(TASK OBJECTIVE) Produce a verbatim copy of the entries listed below.

(Excerpts from a figure dataset)
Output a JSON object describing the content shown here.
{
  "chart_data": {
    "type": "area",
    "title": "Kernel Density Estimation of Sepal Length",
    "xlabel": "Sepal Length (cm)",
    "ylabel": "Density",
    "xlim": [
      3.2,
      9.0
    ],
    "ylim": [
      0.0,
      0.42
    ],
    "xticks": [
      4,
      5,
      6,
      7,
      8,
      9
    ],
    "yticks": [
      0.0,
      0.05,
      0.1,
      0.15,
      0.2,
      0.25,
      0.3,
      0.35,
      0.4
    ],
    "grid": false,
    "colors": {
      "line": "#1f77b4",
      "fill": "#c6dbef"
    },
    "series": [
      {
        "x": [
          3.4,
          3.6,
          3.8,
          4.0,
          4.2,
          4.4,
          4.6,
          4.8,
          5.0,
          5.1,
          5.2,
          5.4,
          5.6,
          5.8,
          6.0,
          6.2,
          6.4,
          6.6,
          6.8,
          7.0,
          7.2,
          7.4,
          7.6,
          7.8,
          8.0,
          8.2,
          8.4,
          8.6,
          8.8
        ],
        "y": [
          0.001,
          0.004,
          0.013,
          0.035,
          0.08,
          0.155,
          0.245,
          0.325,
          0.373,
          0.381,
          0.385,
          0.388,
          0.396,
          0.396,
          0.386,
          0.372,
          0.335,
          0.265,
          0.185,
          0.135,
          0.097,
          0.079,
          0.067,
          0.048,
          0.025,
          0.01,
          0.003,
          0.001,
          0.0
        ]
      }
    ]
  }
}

(ANSWER TO THIS EXERCISE)
Output a JSON object describing the content shown here.
{
  "chart_data": {
    "type": "area",
    "title": "Kernel Density Estimation of Sepal Length",
    "xlabel": "Sepal Length (cm)",
    "ylabel": "Density",
    "xlim": [
      3.2,
      9.0
    ],
    "ylim": [
      0.0,
      0.42
    ],
    "xticks": [
      4,
      5,
      6,
      7,
      8,
      9
    ],
    "yticks": [
      0.0,
      0.05,
      0.1,
      0.15,
      0.2,
      0.25,
      0.3,
      0.35,
      0.4
    ],
    "grid": false,
    "colors": {
      "line": "#1f77b4",
      "fill": "#c6dbef"
    },
    "series": [
      {
        "x": [
          3.4,
          3.6,
          3.8,
          4.0,
          4.2,
          4.4,
          4.6,
          4.8,
          5.0,
          5.1,
          5.2,
          5.4,
          5.6,
          5.8,
          6.0,
          6.2,
          6.4,
          6.6,
          6.8,
          7.0,
          7.2,
          7.4,
          7.6,
          7.8,
          8.0,
          8.2,
          8.4,
          8.6,
          8.8
        ],
        "y": [
          0.001,
          0.004,
          0.013,
          0.035,
          0.08,
          0.155,
          0.245,
          0.325,
          0.373,
          0.381,
          0.385,
          0.388,
          0.396,
          0.396,
          0.386,
          0.372,
          0.335,
          0.265,
          0.185,
          0.135,
          0.097,
          0.079,
          0.067,
          0.048,
          0.025,
          0.01,
          0.003,
          0.001,
          0.0
        ]
      }
    ]
  }
}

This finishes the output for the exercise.